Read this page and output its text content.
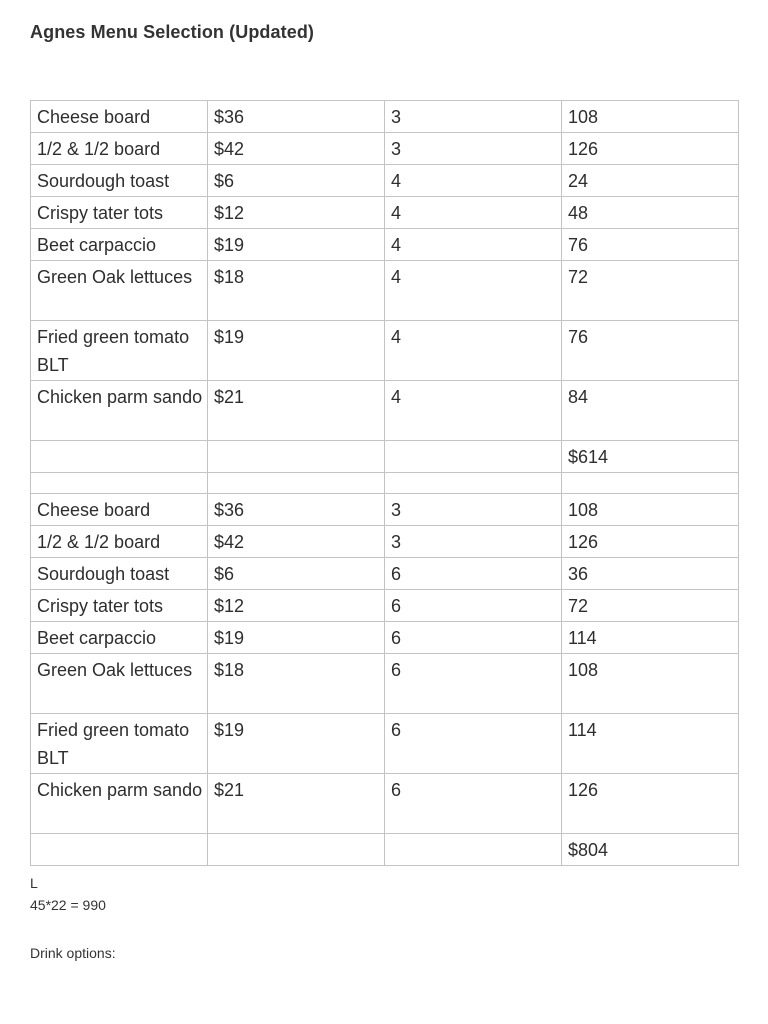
Agnes Menu Selection (Updated)
Cheese board	$36	3	108

1/2 & 1/2 board	$42	3	126

Sourdough toast	$6	4	24

Crispy tater tots	$12	4	48

Beet carpaccio	$19	4	76

Green Oak lettuces	$18	4	72

Fried green tomato BLT	$19	4	76

Chicken parm sando	$21	4	84

			$614

Cheese board	$36	3	108

1/2 & 1/2 board	$42	3	126

Sourdough toast	$6	6	36

Crispy tater tots	$12	6	72

Beet carpaccio	$19	6	114

Green Oak lettuces	$18	6	108

Fried green tomato BLT	$19	6	114

Chicken parm sando	$21	6	126

			$804
L
45*22 = 990
Drink options:
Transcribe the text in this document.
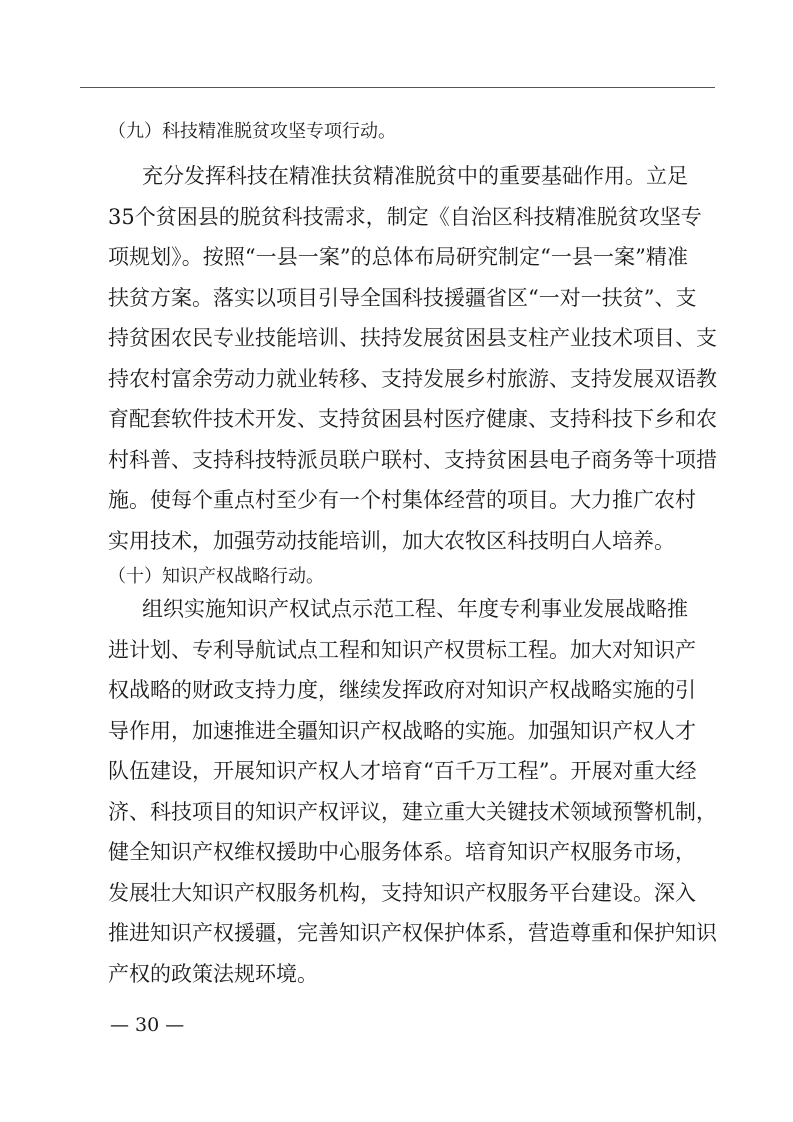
（九）科技精准脱贫攻坚专项行动。
充分发挥科技在精准扶贫精准脱贫中的重要基础作用。立足
35个贫困县的脱贫科技需求，制定《自治区科技精准脱贫攻坚专
项规划》。按照“一县一案”的总体布局研究制定“一县一案”精准
扶贫方案。落实以项目引导全国科技援疆省区“一对一扶贫”、支
持贫困农民专业技能培训、扶持发展贫困县支柱产业技术项目、支
持农村富余劳动力就业转移、支持发展乡村旅游、支持发展双语教
育配套软件技术开发、支持贫困县村医疗健康、支持科技下乡和农
村科普、支持科技特派员联户联村、支持贫困县电子商务等十项措
施。使每个重点村至少有一个村集体经营的项目。大力推广农村
实用技术，加强劳动技能培训，加大农牧区科技明白人培养。
（十）知识产权战略行动。
组织实施知识产权试点示范工程、年度专利事业发展战略推
进计划、专利导航试点工程和知识产权贯标工程。加大对知识产
权战略的财政支持力度，继续发挥政府对知识产权战略实施的引
导作用，加速推进全疆知识产权战略的实施。加强知识产权人才
队伍建设，开展知识产权人才培育“百千万工程”。开展对重大经
济、科技项目的知识产权评议，建立重大关键技术领域预警机制，
健全知识产权维权援助中心服务体系。培育知识产权服务市场，
发展壮大知识产权服务机构，支持知识产权服务平台建设。深入
推进知识产权援疆，完善知识产权保护体系，营造尊重和保护知识
产权的政策法规环境。
— 30 —
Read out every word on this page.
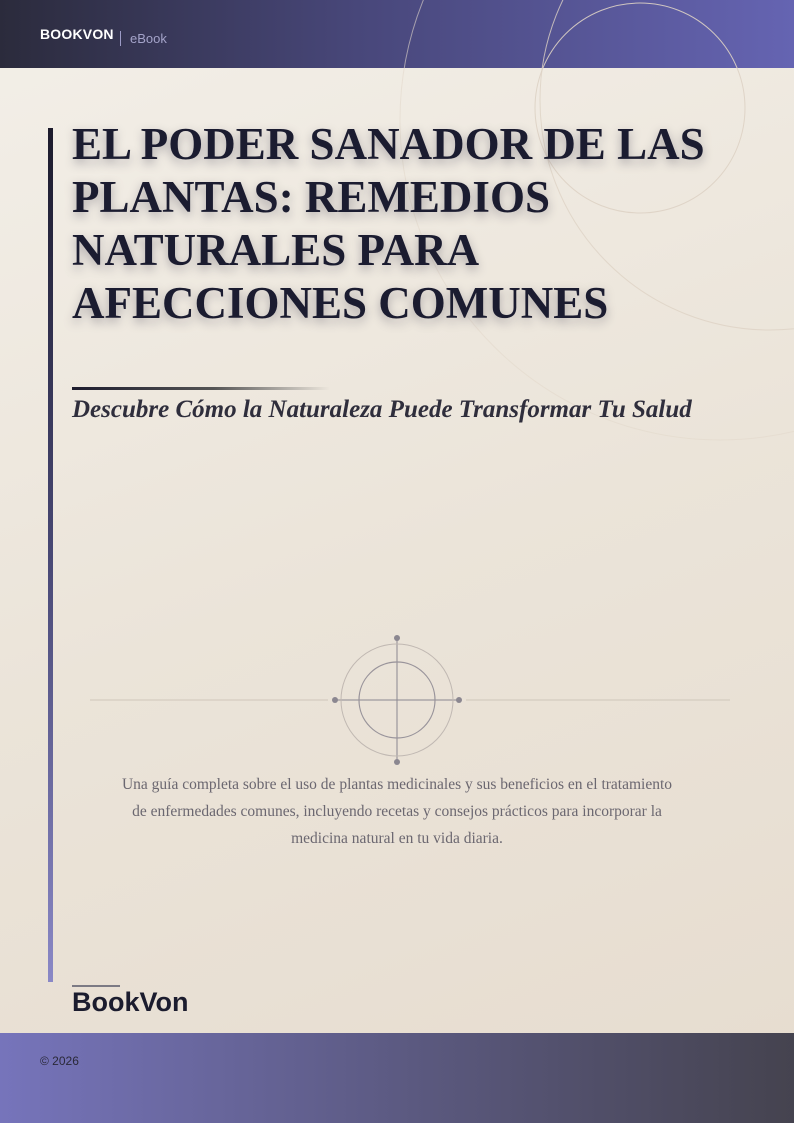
BOOKVON eBook
EL PODER SANADOR DE LAS PLANTAS: REMEDIOS NATURALES PARA AFECCIONES COMUNES
Descubre Cómo la Naturaleza Puede Transformar Tu Salud

Una guía completa sobre el uso de plantas medicinales y sus beneficios en el tratamiento de enfermedades comunes, incluyendo recetas y consejos prácticos para incorporar la medicina natural en tu vida diaria.

BookVon
© 2026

■ ■ ■ ■

WHAT TO WORK ON:
Quote the entries above word for word. Leave the images out.

CORRECT OUTPUT:
Read this page and output its text content.
Agnes Menu Selection (Updated)
Cheese board	$36	3	108

1/2 & 1/2 board	$42	3	126

Sourdough toast	$6	4	24

Crispy tater tots	$12	4	48

Beet carpaccio	$19	4	76

Green Oak lettuces	$18	4	72

Fried green tomato BLT	$19	4	76

Chicken parm sando	$21	4	84

			$614

Cheese board	$36	3	108

1/2 & 1/2 board	$42	3	126

Sourdough toast	$6	6	36

Crispy tater tots	$12	6	72

Beet carpaccio	$19	6	114

Green Oak lettuces	$18	6	108

Fried green tomato BLT	$19	6	114

Chicken parm sando	$21	6	126

			$804
L
45*22 = 990
Drink options:
Transcribe the text in this document.
（九）科技精准脱贫攻坚专项行动。
充分发挥科技在精准扶贫精准脱贫中的重要基础作用。立足
35个贫困县的脱贫科技需求，制定《自治区科技精准脱贫攻坚专
项规划》。按照“一县一案”的总体布局研究制定“一县一案”精准
扶贫方案。落实以项目引导全国科技援疆省区“一对一扶贫”、支
持贫困农民专业技能培训、扶持发展贫困县支柱产业技术项目、支
持农村富余劳动力就业转移、支持发展乡村旅游、支持发展双语教
育配套软件技术开发、支持贫困县村医疗健康、支持科技下乡和农
村科普、支持科技特派员联户联村、支持贫困县电子商务等十项措
施。使每个重点村至少有一个村集体经营的项目。大力推广农村
实用技术，加强劳动技能培训，加大农牧区科技明白人培养。
（十）知识产权战略行动。
组织实施知识产权试点示范工程、年度专利事业发展战略推
进计划、专利导航试点工程和知识产权贯标工程。加大对知识产
权战略的财政支持力度，继续发挥政府对知识产权战略实施的引
导作用，加速推进全疆知识产权战略的实施。加强知识产权人才
队伍建设，开展知识产权人才培育“百千万工程”。开展对重大经
济、科技项目的知识产权评议，建立重大关键技术领域预警机制，
健全知识产权维权援助中心服务体系。培育知识产权服务市场，
发展壮大知识产权服务机构，支持知识产权服务平台建设。深入
推进知识产权援疆，完善知识产权保护体系，营造尊重和保护知识
产权的政策法规环境。
— 30 —
Read out every word on this page.
BOOKVON eBook
EL PODER SANADOR DE LAS PLANTAS: REMEDIOS NATURALES PARA AFECCIONES COMUNES
Descubre Cómo la Naturaleza Puede Transformar Tu Salud

Una guía completa sobre el uso de plantas medicinales y sus beneficios en el tratamiento de enfermedades comunes, incluyendo recetas y consejos prácticos para incorporar la medicina natural en tu vida diaria.

BookVon
© 2026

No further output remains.